**THE PROBLEM:** How many of the lines below contain "name"? Answer with that number alone.

**DATA FOR PROCESSING:**
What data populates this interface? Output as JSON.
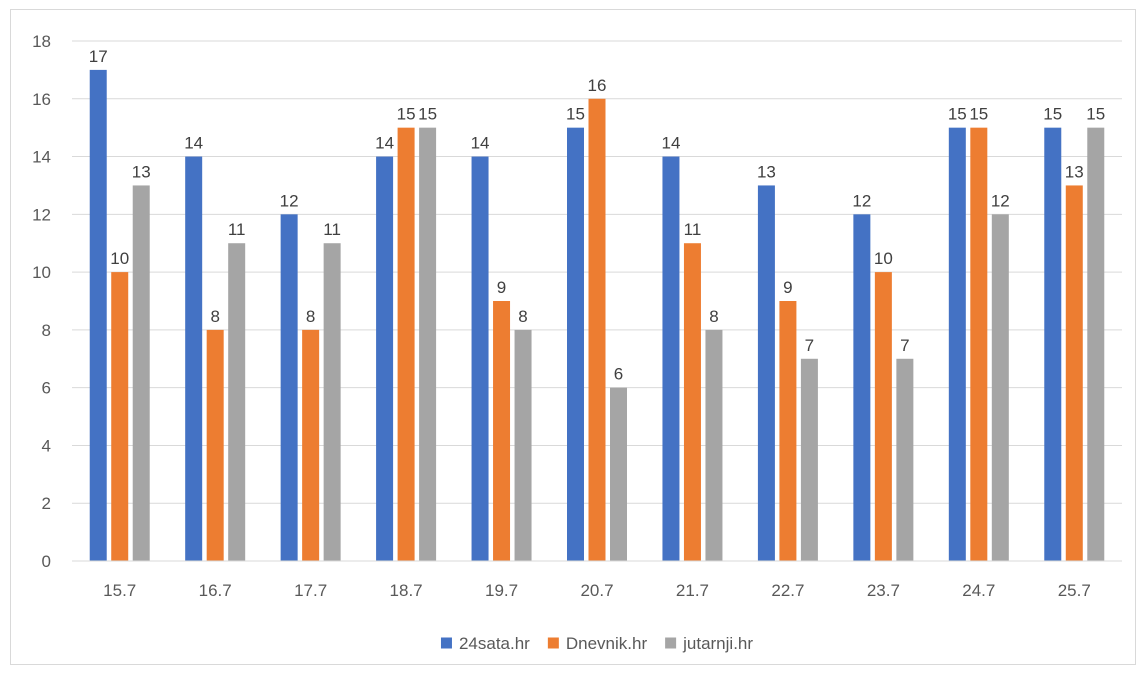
{
  "chart_data": {
    "type": "bar",
    "title": "",
    "xlabel": "",
    "ylabel": "",
    "categories": [
      "15.7",
      "16.7",
      "17.7",
      "18.7",
      "19.7",
      "20.7",
      "21.7",
      "22.7",
      "23.7",
      "24.7",
      "25.7"
    ],
    "series": [
      {
        "name": "24sata.hr",
        "color": "#4472c4",
        "values": [
          17,
          14,
          12,
          14,
          14,
          15,
          14,
          13,
          12,
          15,
          15
        ]
      },
      {
        "name": "Dnevnik.hr",
        "color": "#ed7d31",
        "values": [
          10,
          8,
          8,
          15,
          9,
          16,
          11,
          9,
          10,
          15,
          13
        ]
      },
      {
        "name": "jutarnji.hr",
        "color": "#a5a5a5",
        "values": [
          13,
          11,
          11,
          15,
          8,
          6,
          8,
          7,
          7,
          12,
          15
        ]
      }
    ],
    "ylim": [
      0,
      18
    ],
    "yticks": [
      0,
      2,
      4,
      6,
      8,
      10,
      12,
      14,
      16,
      18
    ],
    "grid": true,
    "legend": "bottom",
    "data_labels": true
  }
}
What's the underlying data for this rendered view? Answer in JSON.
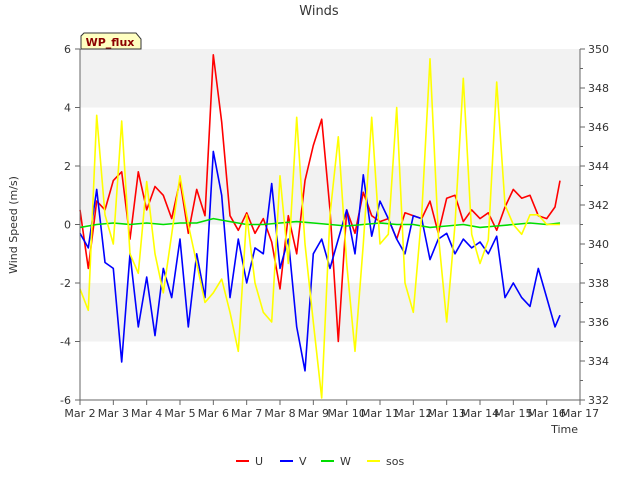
{
  "chart_data": {
    "type": "line",
    "title": "Winds",
    "xlabel": "Time",
    "ylabel": "Wind Speed (m/s)",
    "ylim": [
      -6,
      6
    ],
    "y2lim": [
      332,
      350
    ],
    "xlim": [
      0,
      15
    ],
    "x_tick_labels": [
      "Mar 2",
      "Mar 3",
      "Mar 4",
      "Mar 5",
      "Mar 6",
      "Mar 7",
      "Mar 8",
      "Mar 9",
      "Mar 10",
      "Mar 11",
      "Mar 12",
      "Mar 13",
      "Mar 14",
      "Mar 15",
      "Mar 16",
      "Mar 17"
    ],
    "y_ticks": [
      -6,
      -4,
      -2,
      0,
      2,
      4,
      6
    ],
    "y2_ticks": [
      332,
      334,
      336,
      338,
      340,
      342,
      344,
      346,
      348,
      350
    ],
    "badge": "WP_flux",
    "colors": {
      "U": "#ff0000",
      "V": "#0000ff",
      "W": "#00dd00",
      "sos": "#ffff00",
      "band": "#f2f2f2"
    },
    "series": [
      {
        "name": "U",
        "axis": "left",
        "x": [
          0.0,
          0.25,
          0.5,
          0.75,
          1.0,
          1.25,
          1.5,
          1.75,
          2.0,
          2.25,
          2.5,
          2.75,
          3.0,
          3.25,
          3.5,
          3.75,
          4.0,
          4.25,
          4.5,
          4.75,
          5.0,
          5.25,
          5.5,
          5.75,
          6.0,
          6.25,
          6.5,
          6.75,
          7.0,
          7.25,
          7.5,
          7.75,
          8.0,
          8.25,
          8.5,
          8.75,
          9.0,
          9.25,
          9.5,
          9.75,
          10.0,
          10.25,
          10.5,
          10.75,
          11.0,
          11.25,
          11.5,
          11.75,
          12.0,
          12.25,
          12.5,
          12.75,
          13.0,
          13.25,
          13.5,
          13.75,
          14.0,
          14.25,
          14.4
        ],
        "y": [
          0.5,
          -1.5,
          0.8,
          0.5,
          1.5,
          1.8,
          -0.5,
          1.8,
          0.5,
          1.3,
          1.0,
          0.2,
          1.5,
          -0.3,
          1.2,
          0.3,
          5.8,
          3.5,
          0.3,
          -0.2,
          0.4,
          -0.3,
          0.2,
          -0.6,
          -2.2,
          0.3,
          -1.0,
          1.5,
          2.7,
          3.6,
          0.5,
          -4.0,
          0.5,
          -0.3,
          1.1,
          0.3,
          0.1,
          0.2,
          -0.5,
          0.4,
          0.3,
          0.2,
          0.8,
          -0.3,
          0.9,
          1.0,
          0.1,
          0.5,
          0.2,
          0.4,
          -0.2,
          0.6,
          1.2,
          0.9,
          1.0,
          0.3,
          0.2,
          0.6,
          1.5
        ]
      },
      {
        "name": "V",
        "axis": "left",
        "x": [
          0.0,
          0.25,
          0.5,
          0.75,
          1.0,
          1.25,
          1.5,
          1.75,
          2.0,
          2.25,
          2.5,
          2.75,
          3.0,
          3.25,
          3.5,
          3.75,
          4.0,
          4.25,
          4.5,
          4.75,
          5.0,
          5.25,
          5.5,
          5.75,
          6.0,
          6.25,
          6.5,
          6.75,
          7.0,
          7.25,
          7.5,
          7.75,
          8.0,
          8.25,
          8.5,
          8.75,
          9.0,
          9.25,
          9.5,
          9.75,
          10.0,
          10.25,
          10.5,
          10.75,
          11.0,
          11.25,
          11.5,
          11.75,
          12.0,
          12.25,
          12.5,
          12.75,
          13.0,
          13.25,
          13.5,
          13.75,
          14.0,
          14.25,
          14.4
        ],
        "y": [
          -0.3,
          -0.8,
          1.2,
          -1.3,
          -1.5,
          -4.7,
          -1.0,
          -3.5,
          -1.8,
          -3.8,
          -1.5,
          -2.5,
          -0.5,
          -3.5,
          -1.0,
          -2.5,
          2.5,
          1.0,
          -2.5,
          -0.5,
          -2.0,
          -0.8,
          -1.0,
          1.4,
          -1.5,
          -0.5,
          -3.5,
          -5.0,
          -1.0,
          -0.5,
          -1.5,
          -0.5,
          0.5,
          -1.0,
          1.7,
          -0.4,
          0.8,
          0.2,
          -0.5,
          -1.0,
          0.3,
          0.2,
          -1.2,
          -0.5,
          -0.3,
          -1.0,
          -0.5,
          -0.8,
          -0.6,
          -1.0,
          -0.4,
          -2.5,
          -2.0,
          -2.5,
          -2.8,
          -1.5,
          -2.5,
          -3.5,
          -3.1
        ]
      },
      {
        "name": "W",
        "axis": "left",
        "x": [
          0.0,
          0.5,
          1.0,
          1.5,
          2.0,
          2.5,
          3.0,
          3.5,
          4.0,
          4.5,
          5.0,
          5.5,
          6.0,
          6.5,
          7.0,
          7.5,
          8.0,
          8.5,
          9.0,
          9.5,
          10.0,
          10.5,
          11.0,
          11.5,
          12.0,
          12.5,
          13.0,
          13.5,
          14.0,
          14.4
        ],
        "y": [
          -0.1,
          0.0,
          0.05,
          0.0,
          0.05,
          0.0,
          0.05,
          0.05,
          0.2,
          0.1,
          0.0,
          0.0,
          0.05,
          0.1,
          0.05,
          0.0,
          -0.05,
          0.0,
          0.05,
          0.0,
          0.0,
          -0.1,
          -0.05,
          0.0,
          -0.1,
          -0.05,
          0.0,
          0.05,
          0.0,
          0.05
        ]
      },
      {
        "name": "sos",
        "axis": "right",
        "x": [
          0.0,
          0.25,
          0.5,
          0.75,
          1.0,
          1.25,
          1.5,
          1.75,
          2.0,
          2.25,
          2.5,
          2.75,
          3.0,
          3.25,
          3.5,
          3.75,
          4.0,
          4.25,
          4.5,
          4.75,
          5.0,
          5.25,
          5.5,
          5.75,
          6.0,
          6.25,
          6.5,
          6.75,
          7.0,
          7.25,
          7.5,
          7.75,
          8.0,
          8.25,
          8.5,
          8.75,
          9.0,
          9.25,
          9.5,
          9.75,
          10.0,
          10.25,
          10.5,
          10.75,
          11.0,
          11.25,
          11.5,
          11.75,
          12.0,
          12.25,
          12.5,
          12.75,
          13.0,
          13.25,
          13.5,
          13.75,
          14.0,
          14.25,
          14.4
        ],
        "y": [
          337.7,
          336.6,
          346.6,
          341.5,
          340.0,
          346.3,
          339.5,
          338.5,
          343.2,
          339.5,
          337.5,
          340.5,
          343.5,
          341.0,
          339.0,
          337.0,
          337.5,
          338.2,
          336.5,
          334.5,
          341.5,
          338.0,
          336.5,
          336.0,
          343.5,
          339.0,
          346.5,
          340.0,
          336.0,
          332.1,
          341.5,
          345.5,
          339.0,
          334.5,
          340.0,
          346.5,
          340.0,
          340.5,
          347.0,
          338.0,
          336.5,
          341.5,
          349.5,
          340.5,
          336.0,
          341.0,
          348.5,
          340.5,
          339.0,
          340.2,
          348.3,
          342.0,
          341.0,
          340.5,
          341.5,
          341.5,
          341.0,
          341.0,
          341.0
        ]
      }
    ]
  }
}
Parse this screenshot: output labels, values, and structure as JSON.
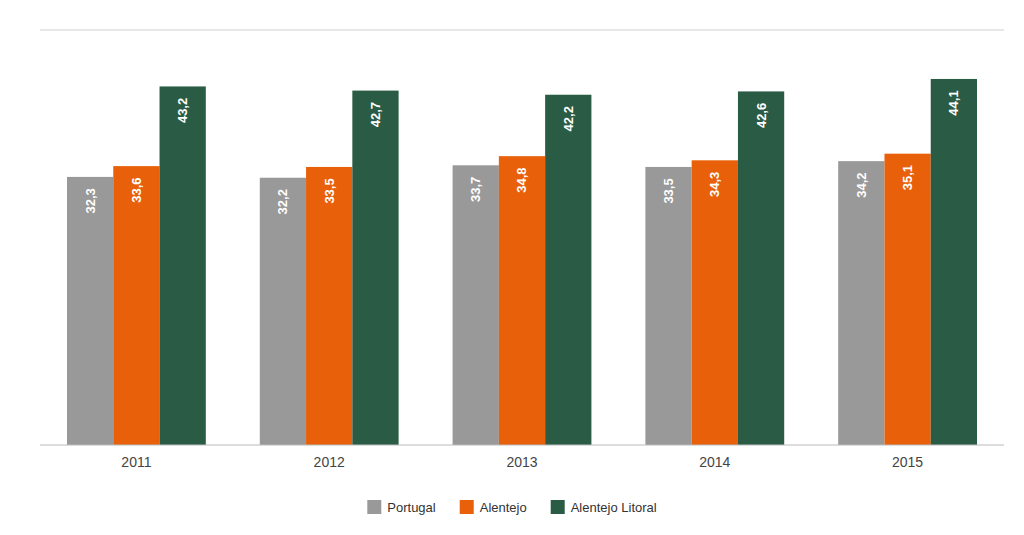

**RESULT:** 7